>> Start
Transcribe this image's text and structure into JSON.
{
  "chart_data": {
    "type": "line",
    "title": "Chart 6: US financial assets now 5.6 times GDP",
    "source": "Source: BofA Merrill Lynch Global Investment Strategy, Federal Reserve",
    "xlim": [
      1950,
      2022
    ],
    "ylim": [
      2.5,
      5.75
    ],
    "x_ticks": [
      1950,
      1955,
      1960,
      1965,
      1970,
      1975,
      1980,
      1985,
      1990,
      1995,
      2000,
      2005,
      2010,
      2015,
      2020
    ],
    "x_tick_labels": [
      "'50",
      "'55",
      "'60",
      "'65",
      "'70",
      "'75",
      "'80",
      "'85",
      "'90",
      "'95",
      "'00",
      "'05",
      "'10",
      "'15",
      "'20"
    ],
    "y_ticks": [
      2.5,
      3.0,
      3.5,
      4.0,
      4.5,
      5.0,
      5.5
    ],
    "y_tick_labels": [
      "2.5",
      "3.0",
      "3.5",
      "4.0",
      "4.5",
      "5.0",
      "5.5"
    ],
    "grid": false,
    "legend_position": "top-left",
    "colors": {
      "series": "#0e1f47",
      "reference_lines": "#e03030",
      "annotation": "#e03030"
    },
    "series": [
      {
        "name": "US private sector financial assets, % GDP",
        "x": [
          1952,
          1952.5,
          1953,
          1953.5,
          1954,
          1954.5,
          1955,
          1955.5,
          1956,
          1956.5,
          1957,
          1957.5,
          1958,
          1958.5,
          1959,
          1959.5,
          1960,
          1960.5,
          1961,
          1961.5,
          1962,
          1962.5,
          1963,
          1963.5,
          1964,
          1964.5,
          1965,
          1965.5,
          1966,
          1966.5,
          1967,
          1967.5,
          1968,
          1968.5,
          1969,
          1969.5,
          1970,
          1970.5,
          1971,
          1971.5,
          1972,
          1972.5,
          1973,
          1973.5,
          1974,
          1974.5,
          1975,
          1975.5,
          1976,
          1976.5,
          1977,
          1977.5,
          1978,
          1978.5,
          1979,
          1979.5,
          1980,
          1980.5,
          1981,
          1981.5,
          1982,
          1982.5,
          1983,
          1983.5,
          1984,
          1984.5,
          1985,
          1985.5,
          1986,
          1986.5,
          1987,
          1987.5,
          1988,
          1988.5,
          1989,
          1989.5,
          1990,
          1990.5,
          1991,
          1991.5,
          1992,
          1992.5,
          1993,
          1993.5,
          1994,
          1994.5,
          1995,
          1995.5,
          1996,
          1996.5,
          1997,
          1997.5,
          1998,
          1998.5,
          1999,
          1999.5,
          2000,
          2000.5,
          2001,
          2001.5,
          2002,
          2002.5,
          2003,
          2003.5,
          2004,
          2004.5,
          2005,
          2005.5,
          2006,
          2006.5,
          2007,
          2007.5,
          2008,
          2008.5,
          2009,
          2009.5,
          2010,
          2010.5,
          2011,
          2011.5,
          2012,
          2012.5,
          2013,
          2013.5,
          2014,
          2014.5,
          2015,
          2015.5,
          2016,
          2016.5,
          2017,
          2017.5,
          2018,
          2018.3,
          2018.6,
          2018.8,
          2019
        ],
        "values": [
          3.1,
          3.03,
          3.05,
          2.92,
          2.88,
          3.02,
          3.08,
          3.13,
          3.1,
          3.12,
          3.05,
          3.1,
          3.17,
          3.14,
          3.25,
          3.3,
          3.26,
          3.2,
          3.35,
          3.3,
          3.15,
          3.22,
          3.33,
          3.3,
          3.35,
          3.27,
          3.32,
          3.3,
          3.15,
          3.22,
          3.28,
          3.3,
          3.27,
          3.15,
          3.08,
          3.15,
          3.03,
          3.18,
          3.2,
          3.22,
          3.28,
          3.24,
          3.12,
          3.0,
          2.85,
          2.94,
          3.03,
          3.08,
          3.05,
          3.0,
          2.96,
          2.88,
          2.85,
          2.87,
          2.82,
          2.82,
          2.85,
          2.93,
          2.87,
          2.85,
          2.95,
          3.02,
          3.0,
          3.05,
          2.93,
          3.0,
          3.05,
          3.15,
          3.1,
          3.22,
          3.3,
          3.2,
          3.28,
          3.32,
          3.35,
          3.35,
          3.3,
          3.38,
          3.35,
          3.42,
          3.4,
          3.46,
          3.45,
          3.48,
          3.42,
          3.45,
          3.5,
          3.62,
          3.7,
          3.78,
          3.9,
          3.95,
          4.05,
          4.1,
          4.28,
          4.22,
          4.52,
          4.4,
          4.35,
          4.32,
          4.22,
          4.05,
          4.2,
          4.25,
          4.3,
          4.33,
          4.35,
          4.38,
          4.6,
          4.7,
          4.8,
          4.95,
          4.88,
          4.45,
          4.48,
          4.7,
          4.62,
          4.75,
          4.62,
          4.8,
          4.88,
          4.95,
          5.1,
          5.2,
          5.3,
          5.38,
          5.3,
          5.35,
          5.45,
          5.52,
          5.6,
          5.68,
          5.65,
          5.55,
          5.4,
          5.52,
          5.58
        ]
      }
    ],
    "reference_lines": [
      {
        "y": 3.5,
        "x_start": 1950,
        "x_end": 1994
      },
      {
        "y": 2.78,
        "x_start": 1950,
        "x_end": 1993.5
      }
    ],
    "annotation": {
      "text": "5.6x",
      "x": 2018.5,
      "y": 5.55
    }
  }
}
>> End
:: The problem ::
All of the entries above need to be reproduced exactly.

:: Exercise output ::
Transcribe this image's text and structure into JSON.
{
  "chart_data": {
    "type": "line",
    "title": "Chart 6: US financial assets now 5.6 times GDP",
    "source": "Source: BofA Merrill Lynch Global Investment Strategy, Federal Reserve",
    "xlim": [
      1950,
      2022
    ],
    "ylim": [
      2.5,
      5.75
    ],
    "x_ticks": [
      1950,
      1955,
      1960,
      1965,
      1970,
      1975,
      1980,
      1985,
      1990,
      1995,
      2000,
      2005,
      2010,
      2015,
      2020
    ],
    "x_tick_labels": [
      "'50",
      "'55",
      "'60",
      "'65",
      "'70",
      "'75",
      "'80",
      "'85",
      "'90",
      "'95",
      "'00",
      "'05",
      "'10",
      "'15",
      "'20"
    ],
    "y_ticks": [
      2.5,
      3.0,
      3.5,
      4.0,
      4.5,
      5.0,
      5.5
    ],
    "y_tick_labels": [
      "2.5",
      "3.0",
      "3.5",
      "4.0",
      "4.5",
      "5.0",
      "5.5"
    ],
    "grid": false,
    "legend_position": "top-left",
    "colors": {
      "series": "#0e1f47",
      "reference_lines": "#e03030",
      "annotation": "#e03030"
    },
    "series": [
      {
        "name": "US private sector financial assets, % GDP",
        "x": [
          1952,
          1952.5,
          1953,
          1953.5,
          1954,
          1954.5,
          1955,
          1955.5,
          1956,
          1956.5,
          1957,
          1957.5,
          1958,
          1958.5,
          1959,
          1959.5,
          1960,
          1960.5,
          1961,
          1961.5,
          1962,
          1962.5,
          1963,
          1963.5,
          1964,
          1964.5,
          1965,
          1965.5,
          1966,
          1966.5,
          1967,
          1967.5,
          1968,
          1968.5,
          1969,
          1969.5,
          1970,
          1970.5,
          1971,
          1971.5,
          1972,
          1972.5,
          1973,
          1973.5,
          1974,
          1974.5,
          1975,
          1975.5,
          1976,
          1976.5,
          1977,
          1977.5,
          1978,
          1978.5,
          1979,
          1979.5,
          1980,
          1980.5,
          1981,
          1981.5,
          1982,
          1982.5,
          1983,
          1983.5,
          1984,
          1984.5,
          1985,
          1985.5,
          1986,
          1986.5,
          1987,
          1987.5,
          1988,
          1988.5,
          1989,
          1989.5,
          1990,
          1990.5,
          1991,
          1991.5,
          1992,
          1992.5,
          1993,
          1993.5,
          1994,
          1994.5,
          1995,
          1995.5,
          1996,
          1996.5,
          1997,
          1997.5,
          1998,
          1998.5,
          1999,
          1999.5,
          2000,
          2000.5,
          2001,
          2001.5,
          2002,
          2002.5,
          2003,
          2003.5,
          2004,
          2004.5,
          2005,
          2005.5,
          2006,
          2006.5,
          2007,
          2007.5,
          2008,
          2008.5,
          2009,
          2009.5,
          2010,
          2010.5,
          2011,
          2011.5,
          2012,
          2012.5,
          2013,
          2013.5,
          2014,
          2014.5,
          2015,
          2015.5,
          2016,
          2016.5,
          2017,
          2017.5,
          2018,
          2018.3,
          2018.6,
          2018.8,
          2019
        ],
        "values": [
          3.1,
          3.03,
          3.05,
          2.92,
          2.88,
          3.02,
          3.08,
          3.13,
          3.1,
          3.12,
          3.05,
          3.1,
          3.17,
          3.14,
          3.25,
          3.3,
          3.26,
          3.2,
          3.35,
          3.3,
          3.15,
          3.22,
          3.33,
          3.3,
          3.35,
          3.27,
          3.32,
          3.3,
          3.15,
          3.22,
          3.28,
          3.3,
          3.27,
          3.15,
          3.08,
          3.15,
          3.03,
          3.18,
          3.2,
          3.22,
          3.28,
          3.24,
          3.12,
          3.0,
          2.85,
          2.94,
          3.03,
          3.08,
          3.05,
          3.0,
          2.96,
          2.88,
          2.85,
          2.87,
          2.82,
          2.82,
          2.85,
          2.93,
          2.87,
          2.85,
          2.95,
          3.02,
          3.0,
          3.05,
          2.93,
          3.0,
          3.05,
          3.15,
          3.1,
          3.22,
          3.3,
          3.2,
          3.28,
          3.32,
          3.35,
          3.35,
          3.3,
          3.38,
          3.35,
          3.42,
          3.4,
          3.46,
          3.45,
          3.48,
          3.42,
          3.45,
          3.5,
          3.62,
          3.7,
          3.78,
          3.9,
          3.95,
          4.05,
          4.1,
          4.28,
          4.22,
          4.52,
          4.4,
          4.35,
          4.32,
          4.22,
          4.05,
          4.2,
          4.25,
          4.3,
          4.33,
          4.35,
          4.38,
          4.6,
          4.7,
          4.8,
          4.95,
          4.88,
          4.45,
          4.48,
          4.7,
          4.62,
          4.75,
          4.62,
          4.8,
          4.88,
          4.95,
          5.1,
          5.2,
          5.3,
          5.38,
          5.3,
          5.35,
          5.45,
          5.52,
          5.6,
          5.68,
          5.65,
          5.55,
          5.4,
          5.52,
          5.58
        ]
      }
    ],
    "reference_lines": [
      {
        "y": 3.5,
        "x_start": 1950,
        "x_end": 1994
      },
      {
        "y": 2.78,
        "x_start": 1950,
        "x_end": 1993.5
      }
    ],
    "annotation": {
      "text": "5.6x",
      "x": 2018.5,
      "y": 5.55
    }
  }
}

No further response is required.